## Data shown

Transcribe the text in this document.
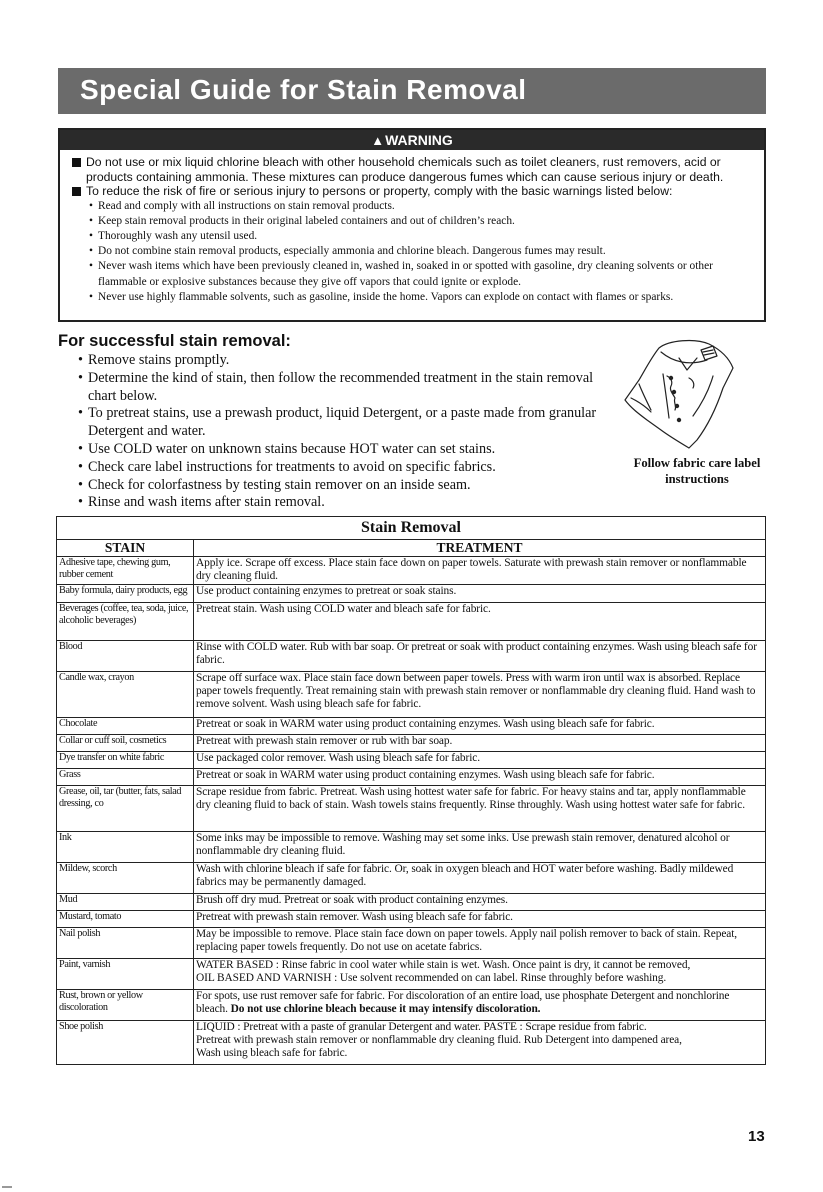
Special Guide for Stain Removal
▲WARNING
Do not use or mix liquid chlorine bleach with other household chemicals such as toilet cleaners, rust removers, acid or products containing ammonia. These mixtures can produce dangerous fumes which can cause serious injury or death.
To reduce the risk of fire or serious injury to persons or property, comply with the basic warnings listed below:
• Read and comply with all instructions on stain removal products.
• Keep stain removal products in their original labeled containers and out of children’s reach.
• Thoroughly wash any utensil used.
• Do not combine stain removal products, especially ammonia and chlorine bleach. Dangerous fumes may result.
• Never wash items which have been previously cleaned in, washed in, soaked in or spotted with gasoline, dry cleaning solvents or other flammable or explosive substances because they give off vapors that could ignite or explode.
• Never use highly flammable solvents, such as gasoline, inside the home. Vapors can explode on contact with flames or sparks.
For successful stain removal:
• Remove stains promptly.
• Determine the kind of stain, then follow the recommended treatment in the stain removal chart below.
• To pretreat stains, use a prewash product, liquid Detergent, or a paste made from granular Detergent and water.
• Use COLD water on unknown stains because HOT water can set stains.
• Check care label instructions for treatments to avoid on specific fabrics.
• Check for colorfastness by testing stain remover on an inside seam.
• Rinse and wash items after stain removal.
Follow fabric care label instructions
Stain Removal	
STAIN	TREATMENT
Adhesive tape, chewing gum, rubber cement	Apply ice. Scrape off excess. Place stain face down on paper towels. Saturate with prewash stain remover or nonflammable dry cleaning fluid.
Baby formula, dairy products, egg	Use product containing enzymes to pretreat or soak stains.
Beverages (coffee, tea, soda, juice, alcoholic beverages)	Pretreat stain. Wash using COLD water and bleach safe for fabric.
Blood	Rinse with COLD water. Rub with bar soap. Or pretreat or soak with product containing enzymes. Wash using bleach safe for fabric.
Candle wax, crayon	Scrape off surface wax. Place stain face down between paper towels. Press with warm iron until wax is absorbed. Replace paper towels frequently. Treat remaining stain with prewash stain remover or nonflammable dry cleaning fluid. Hand wash to remove solvent. Wash using bleach safe for fabric.
Chocolate	Pretreat or soak in WARM water using product containing enzymes. Wash using bleach safe for fabric.
Collar or cuff soil, cosmetics	Pretreat with prewash stain remover or rub with bar soap.
Dye transfer on white fabric	Use packaged color remover. Wash using bleach safe for fabric.
Grass	Pretreat or soak in WARM water using product containing enzymes. Wash using bleach safe for fabric.
Grease, oil, tar (butter, fats, salad dressing, co	Scrape residue from fabric. Pretreat. Wash using hottest water safe for fabric. For heavy stains and tar, apply nonflammable dry cleaning fluid to back of stain. Wash towels stains frequently. Rinse throughly. Wash using hottest water safe for fabric.
Ink	Some inks may be impossible to remove. Washing may set some inks. Use prewash stain remover, denatured alcohol or nonflammable dry cleaning fluid.
Mildew, scorch	Wash with chlorine bleach if safe for fabric. Or, soak in oxygen bleach and HOT water before washing. Badly mildewed fabrics may be permanently damaged.
Mud	Brush off dry mud. Pretreat or soak with product containing enzymes.
Mustard, tomato	Pretreat with prewash stain remover. Wash using bleach safe for fabric.
Nail polish	May be impossible to remove. Place stain face down on paper towels. Apply nail polish remover to back of stain. Repeat, replacing paper towels frequently. Do not use on acetate fabrics.
Paint, varnish	WATER BASED : Rinse fabric in cool water while stain is wet. Wash. Once paint is dry, it cannot be removed,
OIL BASED AND VARNISH : Use solvent recommended on can label. Rinse throughly before washing.

Rust, brown or yellow discoloration	For spots, use rust remover safe for fabric. For discoloration of an entire load, use phosphate Detergent and nonchlorine bleach. Do not use chlorine bleach because it may intensify discoloration.
Shoe polish	LIQUID : Pretreat with a paste of granular Detergent and water. PASTE : Scrape residue from fabric.
Pretreat with prewash stain remover or nonflammable dry cleaning fluid. Rub Detergent into dampened area,
Wash using bleach safe for fabric.
13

## Work instruction
The job here is to retype the data exactly, with no pictures included.

## Exercise solution
Transcribe the text in this document.
Special Guide for Stain Removal
▲WARNING
Do not use or mix liquid chlorine bleach with other household chemicals such as toilet cleaners, rust removers, acid or products containing ammonia. These mixtures can produce dangerous fumes which can cause serious injury or death.
To reduce the risk of fire or serious injury to persons or property, comply with the basic warnings listed below:
• Read and comply with all instructions on stain removal products.
• Keep stain removal products in their original labeled containers and out of children’s reach.
• Thoroughly wash any utensil used.
• Do not combine stain removal products, especially ammonia and chlorine bleach. Dangerous fumes may result.
• Never wash items which have been previously cleaned in, washed in, soaked in or spotted with gasoline, dry cleaning solvents or other flammable or explosive substances because they give off vapors that could ignite or explode.
• Never use highly flammable solvents, such as gasoline, inside the home. Vapors can explode on contact with flames or sparks.
For successful stain removal:
• Remove stains promptly.
• Determine the kind of stain, then follow the recommended treatment in the stain removal chart below.
• To pretreat stains, use a prewash product, liquid Detergent, or a paste made from granular Detergent and water.
• Use COLD water on unknown stains because HOT water can set stains.
• Check care label instructions for treatments to avoid on specific fabrics.
• Check for colorfastness by testing stain remover on an inside seam.
• Rinse and wash items after stain removal.
Follow fabric care label instructions
Stain Removal	
STAIN	TREATMENT
Adhesive tape, chewing gum, rubber cement	Apply ice. Scrape off excess. Place stain face down on paper towels. Saturate with prewash stain remover or nonflammable dry cleaning fluid.
Baby formula, dairy products, egg	Use product containing enzymes to pretreat or soak stains.
Beverages (coffee, tea, soda, juice, alcoholic beverages)	Pretreat stain. Wash using COLD water and bleach safe for fabric.
Blood	Rinse with COLD water. Rub with bar soap. Or pretreat or soak with product containing enzymes. Wash using bleach safe for fabric.
Candle wax, crayon	Scrape off surface wax. Place stain face down between paper towels. Press with warm iron until wax is absorbed. Replace paper towels frequently. Treat remaining stain with prewash stain remover or nonflammable dry cleaning fluid. Hand wash to remove solvent. Wash using bleach safe for fabric.
Chocolate	Pretreat or soak in WARM water using product containing enzymes. Wash using bleach safe for fabric.
Collar or cuff soil, cosmetics	Pretreat with prewash stain remover or rub with bar soap.
Dye transfer on white fabric	Use packaged color remover. Wash using bleach safe for fabric.
Grass	Pretreat or soak in WARM water using product containing enzymes. Wash using bleach safe for fabric.
Grease, oil, tar (butter, fats, salad dressing, co	Scrape residue from fabric. Pretreat. Wash using hottest water safe for fabric. For heavy stains and tar, apply nonflammable dry cleaning fluid to back of stain. Wash towels stains frequently. Rinse throughly. Wash using hottest water safe for fabric.
Ink	Some inks may be impossible to remove. Washing may set some inks. Use prewash stain remover, denatured alcohol or nonflammable dry cleaning fluid.
Mildew, scorch	Wash with chlorine bleach if safe for fabric. Or, soak in oxygen bleach and HOT water before washing. Badly mildewed fabrics may be permanently damaged.
Mud	Brush off dry mud. Pretreat or soak with product containing enzymes.
Mustard, tomato	Pretreat with prewash stain remover. Wash using bleach safe for fabric.
Nail polish	May be impossible to remove. Place stain face down on paper towels. Apply nail polish remover to back of stain. Repeat, replacing paper towels frequently. Do not use on acetate fabrics.
Paint, varnish	WATER BASED : Rinse fabric in cool water while stain is wet. Wash. Once paint is dry, it cannot be removed,
OIL BASED AND VARNISH : Use solvent recommended on can label. Rinse throughly before washing.

Rust, brown or yellow discoloration	For spots, use rust remover safe for fabric. For discoloration of an entire load, use phosphate Detergent and nonchlorine bleach. Do not use chlorine bleach because it may intensify discoloration.
Shoe polish	LIQUID : Pretreat with a paste of granular Detergent and water. PASTE : Scrape residue from fabric.
Pretreat with prewash stain remover or nonflammable dry cleaning fluid. Rub Detergent into dampened area,
Wash using bleach safe for fabric.
13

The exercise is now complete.